(Collected data)

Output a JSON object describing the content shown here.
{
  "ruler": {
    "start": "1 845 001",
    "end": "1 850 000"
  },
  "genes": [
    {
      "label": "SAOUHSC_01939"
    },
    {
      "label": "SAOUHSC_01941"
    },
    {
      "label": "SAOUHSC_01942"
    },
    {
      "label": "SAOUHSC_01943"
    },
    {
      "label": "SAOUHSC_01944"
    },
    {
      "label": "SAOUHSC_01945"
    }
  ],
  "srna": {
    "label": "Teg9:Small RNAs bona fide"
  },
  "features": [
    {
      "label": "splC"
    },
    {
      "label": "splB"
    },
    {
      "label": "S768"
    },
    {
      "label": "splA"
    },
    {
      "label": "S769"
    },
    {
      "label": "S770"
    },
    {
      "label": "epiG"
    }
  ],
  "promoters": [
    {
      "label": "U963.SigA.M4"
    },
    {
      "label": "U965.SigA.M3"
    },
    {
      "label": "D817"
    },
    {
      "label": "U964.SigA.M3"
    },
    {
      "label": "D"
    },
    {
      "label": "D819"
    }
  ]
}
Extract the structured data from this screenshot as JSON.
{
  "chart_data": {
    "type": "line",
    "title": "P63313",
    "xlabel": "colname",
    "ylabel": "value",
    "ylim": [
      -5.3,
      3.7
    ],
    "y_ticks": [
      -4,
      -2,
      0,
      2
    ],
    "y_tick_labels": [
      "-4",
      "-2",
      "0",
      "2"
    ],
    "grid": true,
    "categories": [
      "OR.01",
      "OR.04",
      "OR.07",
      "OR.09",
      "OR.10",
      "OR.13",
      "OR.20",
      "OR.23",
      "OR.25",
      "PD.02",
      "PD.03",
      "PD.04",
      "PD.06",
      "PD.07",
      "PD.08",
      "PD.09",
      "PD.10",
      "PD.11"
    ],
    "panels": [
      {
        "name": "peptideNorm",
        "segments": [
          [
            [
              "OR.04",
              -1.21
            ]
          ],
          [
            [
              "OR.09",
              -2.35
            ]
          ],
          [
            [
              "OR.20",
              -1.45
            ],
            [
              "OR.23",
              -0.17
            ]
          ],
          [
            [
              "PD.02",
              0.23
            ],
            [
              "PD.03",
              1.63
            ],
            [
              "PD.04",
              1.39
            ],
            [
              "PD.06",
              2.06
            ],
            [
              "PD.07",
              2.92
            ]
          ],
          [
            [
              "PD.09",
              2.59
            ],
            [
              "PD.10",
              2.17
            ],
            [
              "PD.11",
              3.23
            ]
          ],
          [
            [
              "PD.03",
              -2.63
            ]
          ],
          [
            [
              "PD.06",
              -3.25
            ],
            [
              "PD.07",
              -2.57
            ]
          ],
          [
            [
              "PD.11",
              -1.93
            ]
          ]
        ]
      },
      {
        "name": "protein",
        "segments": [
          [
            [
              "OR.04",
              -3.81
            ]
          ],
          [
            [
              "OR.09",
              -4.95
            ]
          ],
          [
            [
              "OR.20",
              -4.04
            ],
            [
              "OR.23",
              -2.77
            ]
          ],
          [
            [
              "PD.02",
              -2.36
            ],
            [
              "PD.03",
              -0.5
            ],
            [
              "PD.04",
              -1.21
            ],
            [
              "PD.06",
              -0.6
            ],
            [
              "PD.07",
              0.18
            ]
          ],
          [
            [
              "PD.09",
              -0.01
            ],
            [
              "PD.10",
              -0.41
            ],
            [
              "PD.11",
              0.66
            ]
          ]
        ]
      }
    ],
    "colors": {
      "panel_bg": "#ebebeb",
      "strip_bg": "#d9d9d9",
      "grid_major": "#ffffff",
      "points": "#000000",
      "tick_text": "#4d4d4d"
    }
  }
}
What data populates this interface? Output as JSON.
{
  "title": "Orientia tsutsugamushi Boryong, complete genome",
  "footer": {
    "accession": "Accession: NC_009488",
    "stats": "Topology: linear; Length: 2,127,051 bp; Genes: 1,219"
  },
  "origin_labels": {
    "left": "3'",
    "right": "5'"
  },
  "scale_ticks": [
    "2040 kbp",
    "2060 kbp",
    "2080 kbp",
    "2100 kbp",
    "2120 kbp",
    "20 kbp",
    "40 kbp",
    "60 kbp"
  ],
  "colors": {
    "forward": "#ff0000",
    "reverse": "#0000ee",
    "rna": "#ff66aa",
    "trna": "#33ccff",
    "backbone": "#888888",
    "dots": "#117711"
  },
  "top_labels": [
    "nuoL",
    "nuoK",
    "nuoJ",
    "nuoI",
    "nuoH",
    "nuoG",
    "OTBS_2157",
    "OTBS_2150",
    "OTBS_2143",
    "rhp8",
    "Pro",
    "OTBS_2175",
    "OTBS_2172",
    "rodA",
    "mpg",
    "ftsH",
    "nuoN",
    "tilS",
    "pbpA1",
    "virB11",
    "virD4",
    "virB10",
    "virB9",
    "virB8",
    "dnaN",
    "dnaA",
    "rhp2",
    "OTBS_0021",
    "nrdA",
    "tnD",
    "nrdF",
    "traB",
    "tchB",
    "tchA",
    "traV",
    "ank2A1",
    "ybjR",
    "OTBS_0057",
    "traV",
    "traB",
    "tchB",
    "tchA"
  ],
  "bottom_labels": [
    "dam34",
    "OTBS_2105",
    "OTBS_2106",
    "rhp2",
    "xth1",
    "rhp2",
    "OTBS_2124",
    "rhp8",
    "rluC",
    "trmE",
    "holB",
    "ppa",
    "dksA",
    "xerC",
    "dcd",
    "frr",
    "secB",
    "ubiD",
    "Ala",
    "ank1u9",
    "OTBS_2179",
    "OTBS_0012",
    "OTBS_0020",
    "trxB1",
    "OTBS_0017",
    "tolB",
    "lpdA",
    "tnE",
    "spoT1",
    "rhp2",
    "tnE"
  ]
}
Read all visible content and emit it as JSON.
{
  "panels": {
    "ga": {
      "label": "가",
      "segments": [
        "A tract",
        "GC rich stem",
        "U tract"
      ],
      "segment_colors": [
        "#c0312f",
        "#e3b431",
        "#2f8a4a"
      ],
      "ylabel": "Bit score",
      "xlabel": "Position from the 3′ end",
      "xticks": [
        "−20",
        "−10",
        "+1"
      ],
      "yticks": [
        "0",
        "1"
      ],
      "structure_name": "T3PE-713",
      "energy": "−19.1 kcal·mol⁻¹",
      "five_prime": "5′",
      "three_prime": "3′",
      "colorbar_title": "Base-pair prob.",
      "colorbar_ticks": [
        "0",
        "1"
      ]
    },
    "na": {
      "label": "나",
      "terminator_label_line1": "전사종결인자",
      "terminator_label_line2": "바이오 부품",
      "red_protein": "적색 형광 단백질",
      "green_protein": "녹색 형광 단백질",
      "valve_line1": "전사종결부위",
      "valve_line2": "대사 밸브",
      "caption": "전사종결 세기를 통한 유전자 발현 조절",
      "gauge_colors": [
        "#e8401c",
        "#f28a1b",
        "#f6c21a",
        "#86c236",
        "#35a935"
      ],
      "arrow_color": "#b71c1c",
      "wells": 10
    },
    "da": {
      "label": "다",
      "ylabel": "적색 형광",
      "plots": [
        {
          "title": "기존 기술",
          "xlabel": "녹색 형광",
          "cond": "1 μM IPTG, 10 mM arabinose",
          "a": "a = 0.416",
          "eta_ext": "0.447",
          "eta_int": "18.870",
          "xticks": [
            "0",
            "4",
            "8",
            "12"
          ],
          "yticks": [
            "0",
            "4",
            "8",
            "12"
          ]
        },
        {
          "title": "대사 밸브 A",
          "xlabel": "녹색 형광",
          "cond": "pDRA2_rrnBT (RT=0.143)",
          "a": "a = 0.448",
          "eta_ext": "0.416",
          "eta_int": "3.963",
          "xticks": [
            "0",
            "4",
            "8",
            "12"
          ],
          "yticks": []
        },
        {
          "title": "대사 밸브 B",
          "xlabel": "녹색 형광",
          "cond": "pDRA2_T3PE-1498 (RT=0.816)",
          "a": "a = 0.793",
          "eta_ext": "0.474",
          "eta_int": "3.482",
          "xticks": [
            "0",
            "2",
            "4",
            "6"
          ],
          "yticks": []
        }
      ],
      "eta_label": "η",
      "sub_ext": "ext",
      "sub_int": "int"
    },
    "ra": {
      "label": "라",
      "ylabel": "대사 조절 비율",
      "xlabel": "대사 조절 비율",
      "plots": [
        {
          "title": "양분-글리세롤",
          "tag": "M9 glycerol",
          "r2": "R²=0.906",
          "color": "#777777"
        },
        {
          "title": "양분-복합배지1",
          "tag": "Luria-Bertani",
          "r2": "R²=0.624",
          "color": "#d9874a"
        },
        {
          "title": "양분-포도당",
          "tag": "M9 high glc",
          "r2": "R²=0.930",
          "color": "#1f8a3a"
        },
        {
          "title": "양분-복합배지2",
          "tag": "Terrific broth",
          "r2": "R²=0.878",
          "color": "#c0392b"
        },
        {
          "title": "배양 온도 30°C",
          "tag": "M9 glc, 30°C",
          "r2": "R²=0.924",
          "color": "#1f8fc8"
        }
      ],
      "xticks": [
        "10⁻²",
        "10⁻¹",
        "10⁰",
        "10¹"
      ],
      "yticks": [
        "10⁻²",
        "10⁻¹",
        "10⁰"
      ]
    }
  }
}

Task directions
The answer must consist of every line in the records above that contains the word "cond".

The completed task
          "cond": "1 μM IPTG, 10 mM arabinose",
          "cond": "pDRA2_rrnBT (RT=0.143)",
          "cond": "pDRA2_T3PE-1498 (RT=0.816)",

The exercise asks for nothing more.